Search the data for the word "Year" and copy every line where it occurs.

● Material provided
** BEGIN **
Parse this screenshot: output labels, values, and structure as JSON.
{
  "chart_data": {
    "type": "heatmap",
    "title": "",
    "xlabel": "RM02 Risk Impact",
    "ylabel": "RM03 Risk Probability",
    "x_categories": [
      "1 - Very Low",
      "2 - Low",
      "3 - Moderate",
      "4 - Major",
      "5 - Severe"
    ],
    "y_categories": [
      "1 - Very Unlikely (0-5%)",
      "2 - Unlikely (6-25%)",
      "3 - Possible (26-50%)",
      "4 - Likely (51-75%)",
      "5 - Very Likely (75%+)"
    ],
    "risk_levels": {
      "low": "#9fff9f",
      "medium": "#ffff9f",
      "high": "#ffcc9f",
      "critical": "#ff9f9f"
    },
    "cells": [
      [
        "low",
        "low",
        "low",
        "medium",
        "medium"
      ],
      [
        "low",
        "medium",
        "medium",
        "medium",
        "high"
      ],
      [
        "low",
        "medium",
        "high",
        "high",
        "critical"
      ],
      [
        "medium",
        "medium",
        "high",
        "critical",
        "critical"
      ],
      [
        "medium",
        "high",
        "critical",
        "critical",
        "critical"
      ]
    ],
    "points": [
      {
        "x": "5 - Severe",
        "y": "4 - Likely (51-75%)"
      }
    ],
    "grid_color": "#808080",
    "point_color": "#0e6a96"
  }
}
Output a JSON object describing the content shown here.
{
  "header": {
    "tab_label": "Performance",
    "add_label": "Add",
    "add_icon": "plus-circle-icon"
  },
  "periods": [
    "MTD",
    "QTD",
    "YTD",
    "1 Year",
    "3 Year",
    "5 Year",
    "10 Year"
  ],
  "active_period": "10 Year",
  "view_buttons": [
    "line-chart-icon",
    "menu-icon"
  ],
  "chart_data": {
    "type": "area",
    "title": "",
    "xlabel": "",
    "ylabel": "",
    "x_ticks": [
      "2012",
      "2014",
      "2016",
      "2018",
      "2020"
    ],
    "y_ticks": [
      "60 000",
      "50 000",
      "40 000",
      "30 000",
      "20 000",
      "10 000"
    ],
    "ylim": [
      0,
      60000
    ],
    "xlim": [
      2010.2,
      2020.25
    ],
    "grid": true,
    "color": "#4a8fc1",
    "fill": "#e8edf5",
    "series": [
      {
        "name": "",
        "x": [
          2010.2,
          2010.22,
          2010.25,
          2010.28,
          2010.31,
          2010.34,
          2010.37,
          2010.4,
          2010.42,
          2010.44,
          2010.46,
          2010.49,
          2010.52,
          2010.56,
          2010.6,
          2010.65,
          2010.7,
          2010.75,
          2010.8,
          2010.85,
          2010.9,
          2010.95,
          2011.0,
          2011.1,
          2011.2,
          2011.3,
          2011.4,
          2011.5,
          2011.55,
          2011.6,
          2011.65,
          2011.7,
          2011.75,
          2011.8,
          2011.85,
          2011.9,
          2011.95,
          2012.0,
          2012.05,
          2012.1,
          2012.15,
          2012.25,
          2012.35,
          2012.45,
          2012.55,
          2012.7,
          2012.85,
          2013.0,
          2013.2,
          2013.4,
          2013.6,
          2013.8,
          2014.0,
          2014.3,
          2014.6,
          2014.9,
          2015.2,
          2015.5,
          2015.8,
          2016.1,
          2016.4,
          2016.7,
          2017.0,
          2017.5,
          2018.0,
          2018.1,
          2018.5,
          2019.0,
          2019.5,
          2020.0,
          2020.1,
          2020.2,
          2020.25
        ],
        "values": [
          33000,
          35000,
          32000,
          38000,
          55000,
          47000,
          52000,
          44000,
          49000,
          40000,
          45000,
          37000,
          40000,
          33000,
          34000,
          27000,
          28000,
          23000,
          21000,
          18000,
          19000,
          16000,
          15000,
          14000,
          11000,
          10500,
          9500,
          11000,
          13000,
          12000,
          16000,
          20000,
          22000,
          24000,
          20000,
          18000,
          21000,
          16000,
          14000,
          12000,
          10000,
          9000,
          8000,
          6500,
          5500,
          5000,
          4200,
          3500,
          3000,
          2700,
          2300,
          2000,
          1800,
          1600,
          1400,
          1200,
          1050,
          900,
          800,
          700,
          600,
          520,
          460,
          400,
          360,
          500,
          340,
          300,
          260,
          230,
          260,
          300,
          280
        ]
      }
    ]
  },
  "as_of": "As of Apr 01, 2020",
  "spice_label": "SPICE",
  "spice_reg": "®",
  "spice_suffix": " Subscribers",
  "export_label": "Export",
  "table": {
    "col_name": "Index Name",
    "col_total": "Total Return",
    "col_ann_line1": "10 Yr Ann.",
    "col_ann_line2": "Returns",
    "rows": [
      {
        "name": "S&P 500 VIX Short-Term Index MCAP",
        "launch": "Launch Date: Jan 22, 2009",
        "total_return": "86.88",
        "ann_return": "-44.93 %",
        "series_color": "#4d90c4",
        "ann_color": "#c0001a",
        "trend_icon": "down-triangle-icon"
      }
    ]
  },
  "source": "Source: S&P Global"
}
** END **
● Full output
    "1 Year",
    "3 Year",
    "5 Year",
    "10 Year"
  "active_period": "10 Year",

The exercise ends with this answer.